**EXERCISE PROMPT:** Leave out the pictures and repeat the rest of the material exactly.
──────── DATA TO USE ────────
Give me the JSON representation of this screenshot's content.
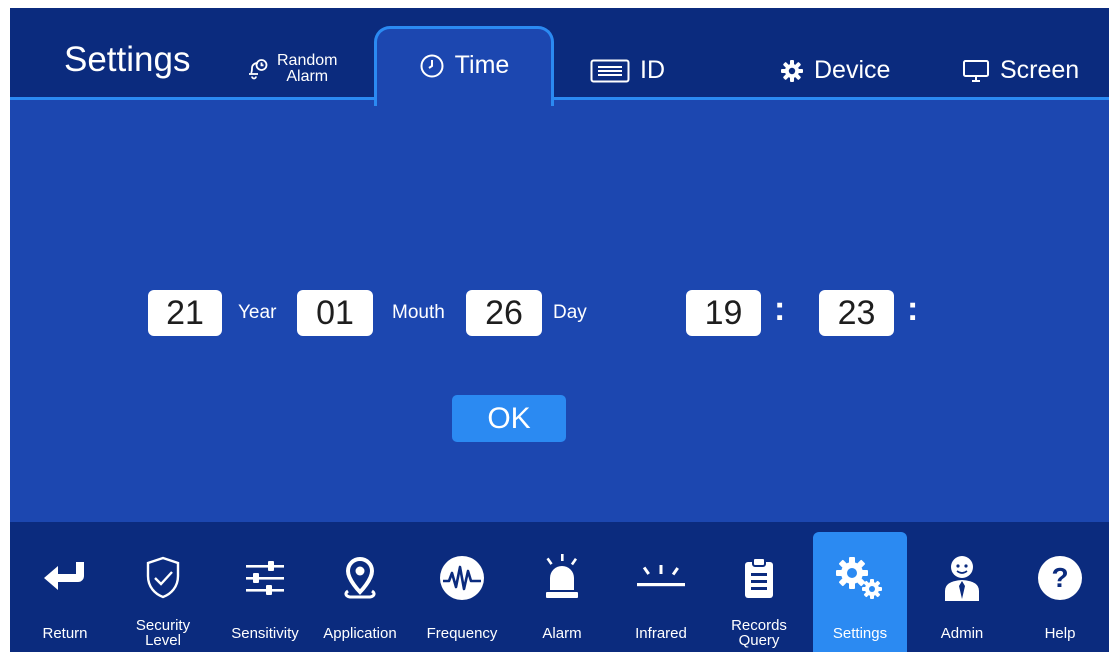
{
  "header": {
    "title": "Settings",
    "tabs": [
      {
        "label_line1": "Random",
        "label_line2": "Alarm",
        "icon": "alarm-clock-bell-icon"
      },
      {
        "label": "Time",
        "icon": "clock-icon",
        "active": true
      },
      {
        "label": "ID",
        "icon": "id-card-icon"
      },
      {
        "label": "Device",
        "icon": "gear-icon"
      },
      {
        "label": "Screen",
        "icon": "monitor-icon"
      }
    ]
  },
  "time_editor": {
    "year": "21",
    "year_unit": "Year",
    "month": "01",
    "month_unit": "Mouth",
    "day": "26",
    "day_unit": "Day",
    "hour": "19",
    "minute": "23",
    "separator": ":",
    "ok_label": "OK"
  },
  "bottom_nav": {
    "items": [
      {
        "label": "Return",
        "icon": "return-arrow-icon"
      },
      {
        "label_line1": "Security",
        "label_line2": "Level",
        "icon": "shield-check-icon"
      },
      {
        "label": "Sensitivity",
        "icon": "sliders-icon"
      },
      {
        "label": "Application",
        "icon": "location-pin-icon"
      },
      {
        "label": "Frequency",
        "icon": "waveform-icon"
      },
      {
        "label": "Alarm",
        "icon": "alarm-siren-icon"
      },
      {
        "label": "Infrared",
        "icon": "infrared-icon"
      },
      {
        "label_line1": "Records",
        "label_line2": "Query",
        "icon": "clipboard-icon"
      },
      {
        "label": "Settings",
        "icon": "gears-icon",
        "active": true
      },
      {
        "label": "Admin",
        "icon": "admin-person-icon"
      },
      {
        "label": "Help",
        "icon": "help-icon"
      }
    ]
  },
  "colors": {
    "background": "#1c47b0",
    "bar": "#0b2b7e",
    "accent": "#2b8af2",
    "field": "#ffffff"
  }
}
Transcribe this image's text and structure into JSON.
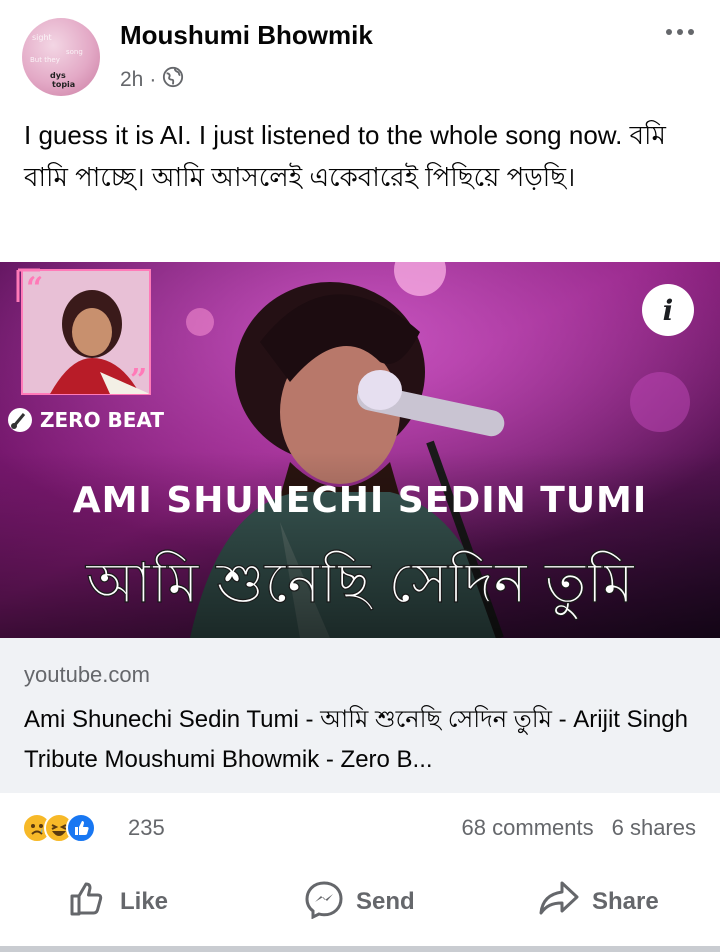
{
  "post": {
    "author": "Moushumi Bhowmik",
    "time": "2h",
    "time_separator": "·",
    "text": "I guess it is AI. I just listened to the whole song now. বমি বামি পাচ্ছে।  আমি আসলেই একেবারেই পিছিয়ে পড়ছি।"
  },
  "media": {
    "brand": "ZERO BEAT",
    "title_en": "AMI SHUNECHI SEDIN TUMI",
    "title_bn": "আমি শুনেছি সেদিন তুমি",
    "info_glyph": "i"
  },
  "link": {
    "domain": "youtube.com",
    "title": "Ami Shunechi Sedin Tumi - আমি শুনেছি সেদিন তুমি - Arijit Singh Tribute Moushumi Bhowmik - Zero B..."
  },
  "stats": {
    "reaction_count": "235",
    "comments": "68 comments",
    "shares": "6 shares"
  },
  "actions": {
    "like": "Like",
    "send": "Send",
    "share": "Share"
  },
  "icons": [
    "more-options-icon",
    "globe-icon",
    "info-icon",
    "sad-reaction-icon",
    "haha-reaction-icon",
    "like-reaction-icon",
    "like-icon",
    "messenger-icon",
    "share-icon"
  ],
  "colors": {
    "text": "#050505",
    "secondary": "#65676b",
    "link_bg": "#f0f2f5",
    "like_blue": "#1877f2",
    "reaction_yellow": "#f7b928"
  }
}
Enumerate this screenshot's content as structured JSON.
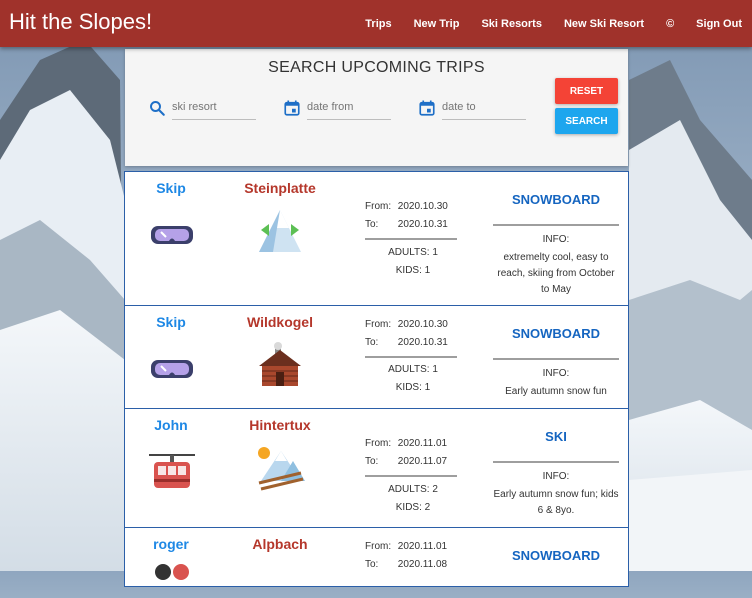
{
  "header": {
    "title": "Hit the Slopes!",
    "nav": [
      "Trips",
      "New Trip",
      "Ski Resorts",
      "New Ski Resort",
      "©",
      "Sign Out"
    ]
  },
  "search": {
    "title": "SEARCH UPCOMING TRIPS",
    "resort_placeholder": "ski resort",
    "date_from_placeholder": "date from",
    "date_to_placeholder": "date to",
    "reset_label": "RESET",
    "search_label": "SEARCH"
  },
  "labels": {
    "from": "From:",
    "to": "To:",
    "info": "INFO:"
  },
  "trips": [
    {
      "user": "Skip",
      "resort": "Steinplatte",
      "from": "2020.10.30",
      "to": "2020.10.31",
      "adults": "ADULTS: 1",
      "kids": "KIDS: 1",
      "sport": "SNOWBOARD",
      "info": "extremelty cool, easy to reach, skiing from October to May",
      "icon1": "ski-goggles-icon",
      "icon2": "mountain-icon"
    },
    {
      "user": "Skip",
      "resort": "Wildkogel",
      "from": "2020.10.30",
      "to": "2020.10.31",
      "adults": "ADULTS: 1",
      "kids": "KIDS: 1",
      "sport": "SNOWBOARD",
      "info": "Early autumn snow fun",
      "icon1": "ski-goggles-icon",
      "icon2": "cabin-icon"
    },
    {
      "user": "John",
      "resort": "Hintertux",
      "from": "2020.11.01",
      "to": "2020.11.07",
      "adults": "ADULTS: 2",
      "kids": "KIDS: 2",
      "sport": "SKI",
      "info": "Early autumn snow fun; kids 6 & 8yo.",
      "icon1": "cable-car-icon",
      "icon2": "mountain-skis-icon"
    },
    {
      "user": "roger",
      "resort": "Alpbach",
      "from": "2020.11.01",
      "to": "2020.11.08",
      "adults": "",
      "kids": "",
      "sport": "SNOWBOARD",
      "info": "",
      "icon1": "ski-goggles-icon",
      "icon2": ""
    }
  ],
  "colors": {
    "header": "#a0322b",
    "reset": "#f44336",
    "search": "#1da6ee",
    "name": "#1e88e5",
    "resort": "#b5372b",
    "sport": "#1565c0"
  }
}
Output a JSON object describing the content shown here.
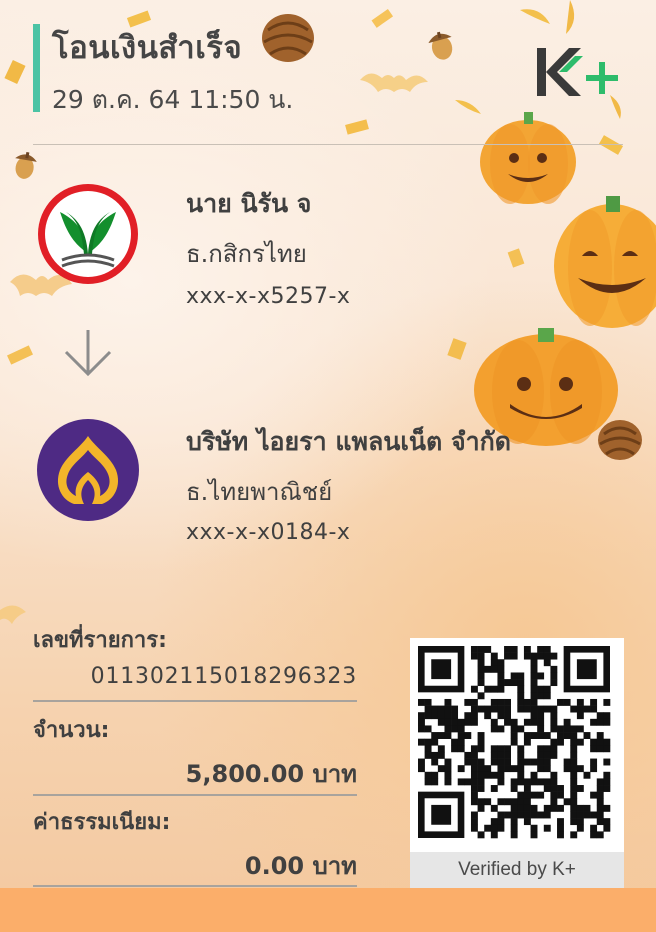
{
  "header": {
    "title": "โอนเงินสำเร็จ",
    "datetime": "29 ต.ค. 64  11:50 น.",
    "brand": "K+",
    "accent_color": "#4cc3a4"
  },
  "sender": {
    "name": "นาย นิรัน จ",
    "bank": "ธ.กสิกรไทย",
    "account": "xxx-x-x5257-x",
    "logo_icon": "kasikorn-bank-logo"
  },
  "transfer_icon": "arrow-down-icon",
  "receiver": {
    "name": "บริษัท ไอยรา แพลนเน็ต จำกัด",
    "bank": "ธ.ไทยพาณิชย์",
    "account": "xxx-x-x0184-x",
    "logo_icon": "scb-bank-logo"
  },
  "details": {
    "ref_label": "เลขที่รายการ:",
    "ref_value": "011302115018296323",
    "amount_label": "จำนวน:",
    "amount_value": "5,800.00 บาท",
    "fee_label": "ค่าธรรมเนียม:",
    "fee_value": "0.00 บาท"
  },
  "qr": {
    "caption": "Verified by K+"
  },
  "colors": {
    "kbank_green": "#138f2d",
    "kbank_red": "#e11f26",
    "scb_purple": "#4e2a84",
    "scb_gold": "#f3b52a",
    "footer_orange": "#fbae6a"
  }
}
────────
**SOLUTION TO THIS PROBLEM:**
Give me the JSON representation of this screenshot's content.
{
  "header": {
    "title": "Settings",
    "tabs": [
      {
        "label_line1": "Random",
        "label_line2": "Alarm",
        "icon": "alarm-clock-bell-icon"
      },
      {
        "label": "Time",
        "icon": "clock-icon",
        "active": true
      },
      {
        "label": "ID",
        "icon": "id-card-icon"
      },
      {
        "label": "Device",
        "icon": "gear-icon"
      },
      {
        "label": "Screen",
        "icon": "monitor-icon"
      }
    ]
  },
  "time_editor": {
    "year": "21",
    "year_unit": "Year",
    "month": "01",
    "month_unit": "Mouth",
    "day": "26",
    "day_unit": "Day",
    "hour": "19",
    "minute": "23",
    "separator": ":",
    "ok_label": "OK"
  },
  "bottom_nav": {
    "items": [
      {
        "label": "Return",
        "icon": "return-arrow-icon"
      },
      {
        "label_line1": "Security",
        "label_line2": "Level",
        "icon": "shield-check-icon"
      },
      {
        "label": "Sensitivity",
        "icon": "sliders-icon"
      },
      {
        "label": "Application",
        "icon": "location-pin-icon"
      },
      {
        "label": "Frequency",
        "icon": "waveform-icon"
      },
      {
        "label": "Alarm",
        "icon": "alarm-siren-icon"
      },
      {
        "label": "Infrared",
        "icon": "infrared-icon"
      },
      {
        "label_line1": "Records",
        "label_line2": "Query",
        "icon": "clipboard-icon"
      },
      {
        "label": "Settings",
        "icon": "gears-icon",
        "active": true
      },
      {
        "label": "Admin",
        "icon": "admin-person-icon"
      },
      {
        "label": "Help",
        "icon": "help-icon"
      }
    ]
  },
  "colors": {
    "background": "#1c47b0",
    "bar": "#0b2b7e",
    "accent": "#2b8af2",
    "field": "#ffffff"
  }
}
Transcribe this image's text and structure into JSON.
{
  "post": {
    "author": "Moushumi Bhowmik",
    "time": "2h",
    "time_separator": "·",
    "text": "I guess it is AI. I just listened to the whole song now. বমি বামি পাচ্ছে।  আমি আসলেই একেবারেই পিছিয়ে পড়ছি।"
  },
  "media": {
    "brand": "ZERO BEAT",
    "title_en": "AMI SHUNECHI SEDIN TUMI",
    "title_bn": "আমি শুনেছি সেদিন তুমি",
    "info_glyph": "i"
  },
  "link": {
    "domain": "youtube.com",
    "title": "Ami Shunechi Sedin Tumi - আমি শুনেছি সেদিন তুমি - Arijit Singh Tribute Moushumi Bhowmik - Zero B..."
  },
  "stats": {
    "reaction_count": "235",
    "comments": "68 comments",
    "shares": "6 shares"
  },
  "actions": {
    "like": "Like",
    "send": "Send",
    "share": "Share"
  },
  "icons": [
    "more-options-icon",
    "globe-icon",
    "info-icon",
    "sad-reaction-icon",
    "haha-reaction-icon",
    "like-reaction-icon",
    "like-icon",
    "messenger-icon",
    "share-icon"
  ],
  "colors": {
    "text": "#050505",
    "secondary": "#65676b",
    "link_bg": "#f0f2f5",
    "like_blue": "#1877f2",
    "reaction_yellow": "#f7b928"
  }
}
Enumerate this screenshot's content as structured JSON.
{
  "header": {
    "title": "Hit the Slopes!",
    "nav": [
      "Trips",
      "New Trip",
      "Ski Resorts",
      "New Ski Resort",
      "©",
      "Sign Out"
    ]
  },
  "search": {
    "title": "SEARCH UPCOMING TRIPS",
    "resort_placeholder": "ski resort",
    "date_from_placeholder": "date from",
    "date_to_placeholder": "date to",
    "reset_label": "RESET",
    "search_label": "SEARCH"
  },
  "labels": {
    "from": "From:",
    "to": "To:",
    "info": "INFO:"
  },
  "trips": [
    {
      "user": "Skip",
      "resort": "Steinplatte",
      "from": "2020.10.30",
      "to": "2020.10.31",
      "adults": "ADULTS: 1",
      "kids": "KIDS: 1",
      "sport": "SNOWBOARD",
      "info": "extremelty cool, easy to reach, skiing from October to May",
      "icon1": "ski-goggles-icon",
      "icon2": "mountain-icon"
    },
    {
      "user": "Skip",
      "resort": "Wildkogel",
      "from": "2020.10.30",
      "to": "2020.10.31",
      "adults": "ADULTS: 1",
      "kids": "KIDS: 1",
      "sport": "SNOWBOARD",
      "info": "Early autumn snow fun",
      "icon1": "ski-goggles-icon",
      "icon2": "cabin-icon"
    },
    {
      "user": "John",
      "resort": "Hintertux",
      "from": "2020.11.01",
      "to": "2020.11.07",
      "adults": "ADULTS: 2",
      "kids": "KIDS: 2",
      "sport": "SKI",
      "info": "Early autumn snow fun; kids 6 & 8yo.",
      "icon1": "cable-car-icon",
      "icon2": "mountain-skis-icon"
    },
    {
      "user": "roger",
      "resort": "Alpbach",
      "from": "2020.11.01",
      "to": "2020.11.08",
      "adults": "",
      "kids": "",
      "sport": "SNOWBOARD",
      "info": "",
      "icon1": "ski-goggles-icon",
      "icon2": ""
    }
  ],
  "colors": {
    "header": "#a0322b",
    "reset": "#f44336",
    "search": "#1da6ee",
    "name": "#1e88e5",
    "resort": "#b5372b",
    "sport": "#1565c0"
  }
}
Output a JSON object describing the content shown here.
{
  "header": {
    "title": "โอนเงินสำเร็จ",
    "datetime": "29 ต.ค. 64  11:50 น.",
    "brand": "K+",
    "accent_color": "#4cc3a4"
  },
  "sender": {
    "name": "นาย นิรัน จ",
    "bank": "ธ.กสิกรไทย",
    "account": "xxx-x-x5257-x",
    "logo_icon": "kasikorn-bank-logo"
  },
  "transfer_icon": "arrow-down-icon",
  "receiver": {
    "name": "บริษัท ไอยรา แพลนเน็ต จำกัด",
    "bank": "ธ.ไทยพาณิชย์",
    "account": "xxx-x-x0184-x",
    "logo_icon": "scb-bank-logo"
  },
  "details": {
    "ref_label": "เลขที่รายการ:",
    "ref_value": "011302115018296323",
    "amount_label": "จำนวน:",
    "amount_value": "5,800.00 บาท",
    "fee_label": "ค่าธรรมเนียม:",
    "fee_value": "0.00 บาท"
  },
  "qr": {
    "caption": "Verified by K+"
  },
  "colors": {
    "kbank_green": "#138f2d",
    "kbank_red": "#e11f26",
    "scb_purple": "#4e2a84",
    "scb_gold": "#f3b52a",
    "footer_orange": "#fbae6a"
  }
}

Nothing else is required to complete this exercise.